• Objective: From the entries below, copy out every line with "this" in it.

• Exercise material:
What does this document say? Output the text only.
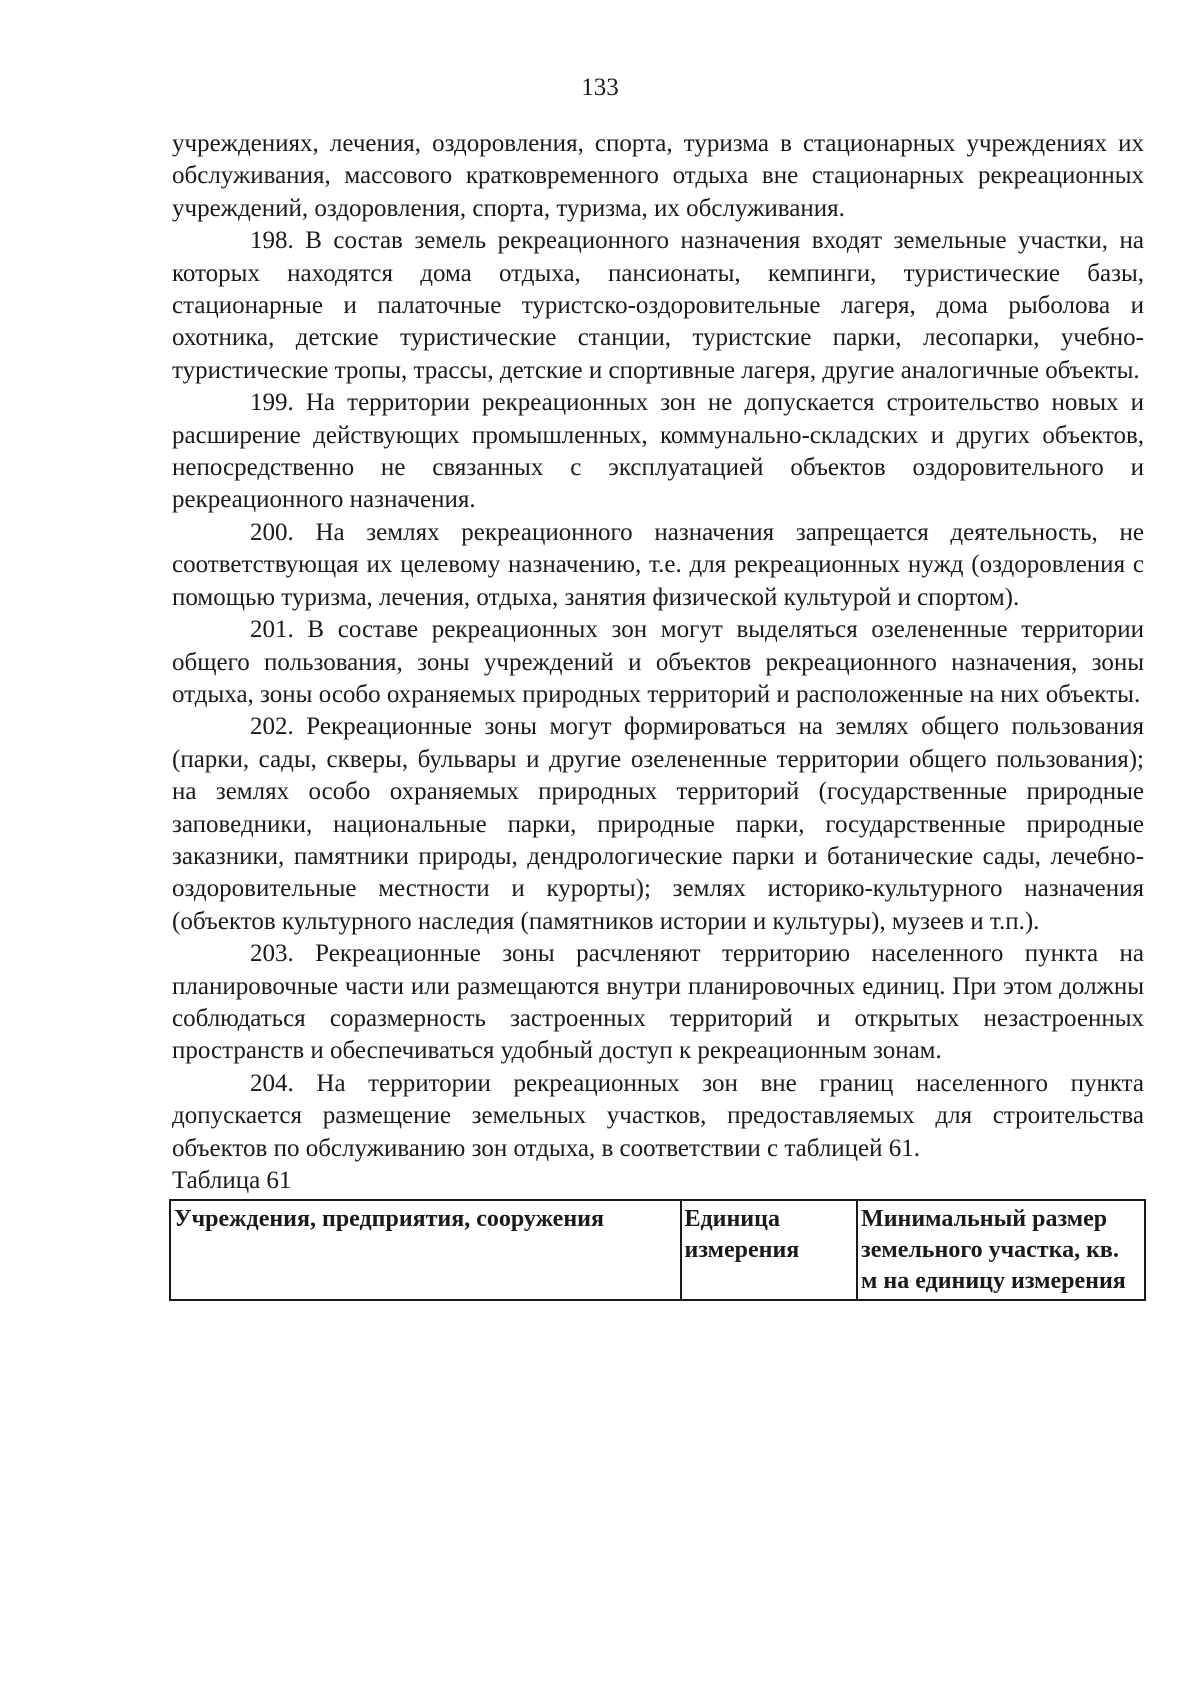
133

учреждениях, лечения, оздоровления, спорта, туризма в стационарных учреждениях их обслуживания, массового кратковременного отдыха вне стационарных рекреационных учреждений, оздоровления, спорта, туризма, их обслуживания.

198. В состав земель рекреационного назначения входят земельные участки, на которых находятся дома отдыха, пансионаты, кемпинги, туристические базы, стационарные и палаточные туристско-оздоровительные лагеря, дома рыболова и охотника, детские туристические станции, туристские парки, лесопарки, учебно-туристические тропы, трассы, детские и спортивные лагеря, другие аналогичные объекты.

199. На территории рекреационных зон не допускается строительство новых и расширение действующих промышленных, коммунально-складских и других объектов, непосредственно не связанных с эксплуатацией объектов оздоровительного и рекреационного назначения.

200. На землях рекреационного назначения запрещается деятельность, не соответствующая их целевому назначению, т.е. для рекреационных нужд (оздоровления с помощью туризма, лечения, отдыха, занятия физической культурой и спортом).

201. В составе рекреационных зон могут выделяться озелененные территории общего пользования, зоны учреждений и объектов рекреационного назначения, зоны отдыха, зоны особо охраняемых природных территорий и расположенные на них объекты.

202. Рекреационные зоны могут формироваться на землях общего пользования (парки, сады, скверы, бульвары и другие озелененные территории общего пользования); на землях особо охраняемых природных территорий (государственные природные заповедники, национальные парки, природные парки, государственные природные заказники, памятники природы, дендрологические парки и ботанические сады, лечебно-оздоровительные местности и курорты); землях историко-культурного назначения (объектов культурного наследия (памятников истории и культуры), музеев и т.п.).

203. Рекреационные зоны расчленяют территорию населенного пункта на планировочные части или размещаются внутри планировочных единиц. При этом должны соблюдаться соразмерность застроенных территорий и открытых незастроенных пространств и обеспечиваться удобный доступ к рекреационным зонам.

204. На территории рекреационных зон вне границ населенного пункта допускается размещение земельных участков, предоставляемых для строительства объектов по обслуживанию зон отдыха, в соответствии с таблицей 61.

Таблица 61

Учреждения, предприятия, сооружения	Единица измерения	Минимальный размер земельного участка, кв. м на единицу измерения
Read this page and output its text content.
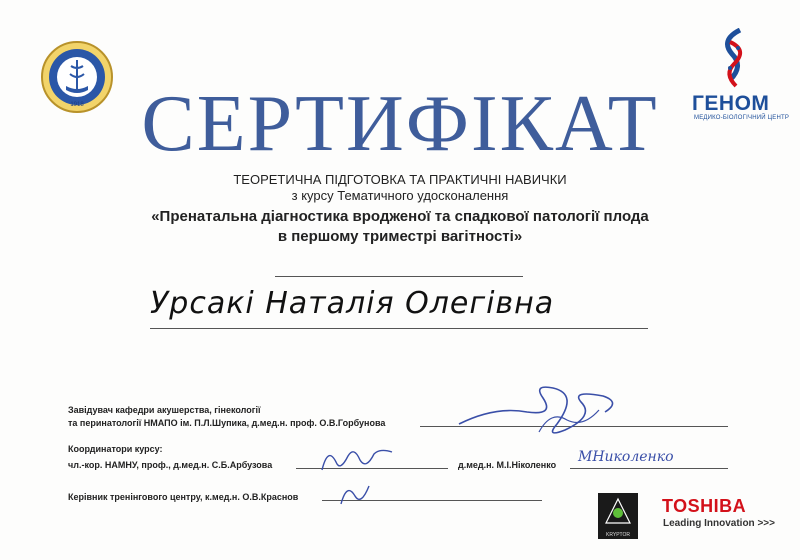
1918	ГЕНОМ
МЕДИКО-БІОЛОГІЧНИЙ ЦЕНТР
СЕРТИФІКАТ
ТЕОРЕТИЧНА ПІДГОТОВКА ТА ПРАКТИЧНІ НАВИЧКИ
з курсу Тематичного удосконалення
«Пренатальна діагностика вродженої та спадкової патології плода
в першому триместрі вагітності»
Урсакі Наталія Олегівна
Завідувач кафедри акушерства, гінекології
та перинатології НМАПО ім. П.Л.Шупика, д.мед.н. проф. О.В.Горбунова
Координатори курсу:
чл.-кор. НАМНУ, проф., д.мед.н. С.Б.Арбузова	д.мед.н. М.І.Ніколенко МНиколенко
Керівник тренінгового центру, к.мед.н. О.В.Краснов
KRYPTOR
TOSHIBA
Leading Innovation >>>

* * *

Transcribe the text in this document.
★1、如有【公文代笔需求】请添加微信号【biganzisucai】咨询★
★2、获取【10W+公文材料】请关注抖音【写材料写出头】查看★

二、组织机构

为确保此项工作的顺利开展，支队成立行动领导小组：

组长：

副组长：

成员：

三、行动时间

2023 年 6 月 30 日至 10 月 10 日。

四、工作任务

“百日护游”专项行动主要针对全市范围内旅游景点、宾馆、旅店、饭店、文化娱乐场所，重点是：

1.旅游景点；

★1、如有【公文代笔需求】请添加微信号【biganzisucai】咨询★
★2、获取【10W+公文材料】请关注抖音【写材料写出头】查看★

• Problem solution:
What does this document say? Output the text only.
Read this page and output its text content.
Transcribe the text in this document.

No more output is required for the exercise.